» Extracted material
— begin —

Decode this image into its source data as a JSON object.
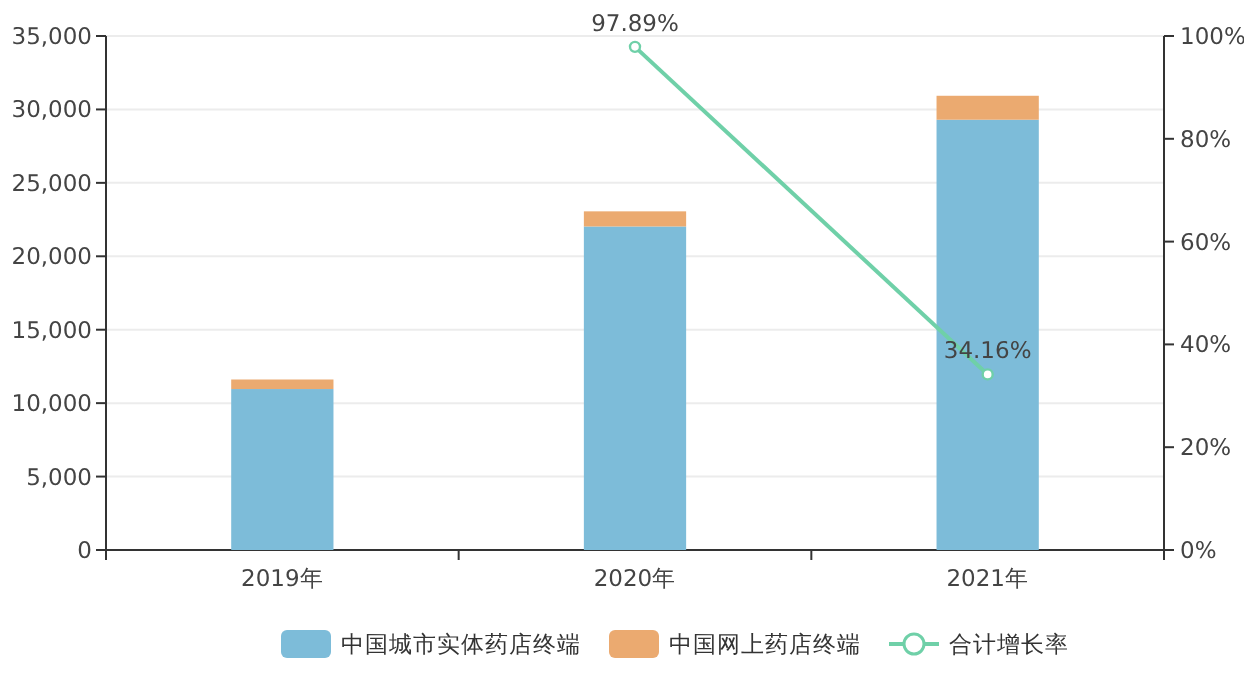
{
  "chart_data": {
    "type": "bar",
    "stacked": true,
    "categories": [
      "2019年",
      "2020年",
      "2021年"
    ],
    "series": [
      {
        "name": "中国城市实体药店终端",
        "color": "#7dbcd9",
        "values": [
          10960,
          22030,
          29300
        ]
      },
      {
        "name": "中国网上药店终端",
        "color": "#ebaa70",
        "values": [
          650,
          1030,
          1630
        ]
      },
      {
        "name": "合计增长率",
        "type": "line",
        "axis": "y2",
        "color": "#6fd0a8",
        "marker": "circle",
        "values": [
          null,
          97.89,
          34.16
        ],
        "value_labels": [
          null,
          "97.89%",
          "34.16%"
        ]
      }
    ],
    "ylim": [
      0,
      35000
    ],
    "yticks": [
      {
        "value": 0,
        "label": "0"
      },
      {
        "value": 5000,
        "label": "5,000"
      },
      {
        "value": 10000,
        "label": "10,000"
      },
      {
        "value": 15000,
        "label": "15,000"
      },
      {
        "value": 20000,
        "label": "20,000"
      },
      {
        "value": 25000,
        "label": "25,000"
      },
      {
        "value": 30000,
        "label": "30,000"
      },
      {
        "value": 35000,
        "label": "35,000"
      }
    ],
    "y2lim": [
      0,
      100
    ],
    "y2ticks": [
      {
        "value": 0,
        "label": "0%"
      },
      {
        "value": 20,
        "label": "20%"
      },
      {
        "value": 40,
        "label": "40%"
      },
      {
        "value": 60,
        "label": "60%"
      },
      {
        "value": 80,
        "label": "80%"
      },
      {
        "value": 100,
        "label": "100%"
      }
    ],
    "grid": "y",
    "legend": "bottom"
  }
}
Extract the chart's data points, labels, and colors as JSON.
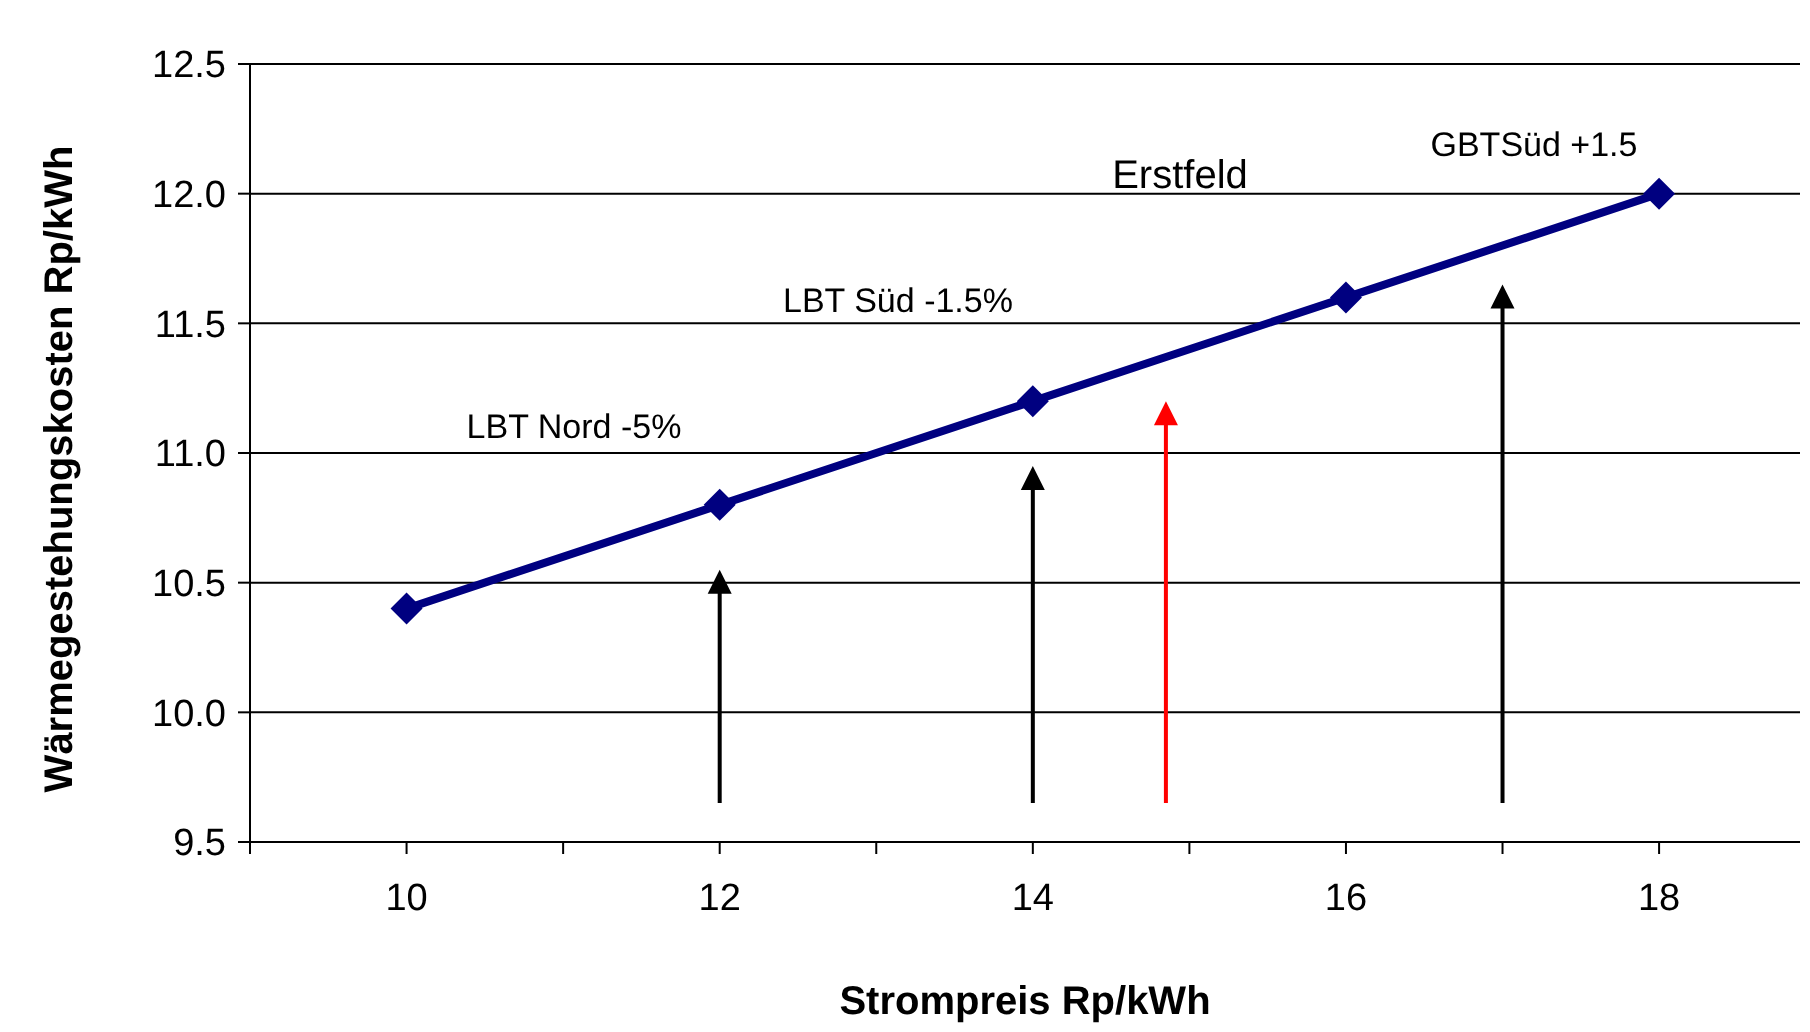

— end —

» Stated task
Take every line from the data that contains the word "name".

» Response to this exercise
        "name": "中国城市实体药店终端",
        "name": "中国网上药店终端",
        "name": "合计增长率",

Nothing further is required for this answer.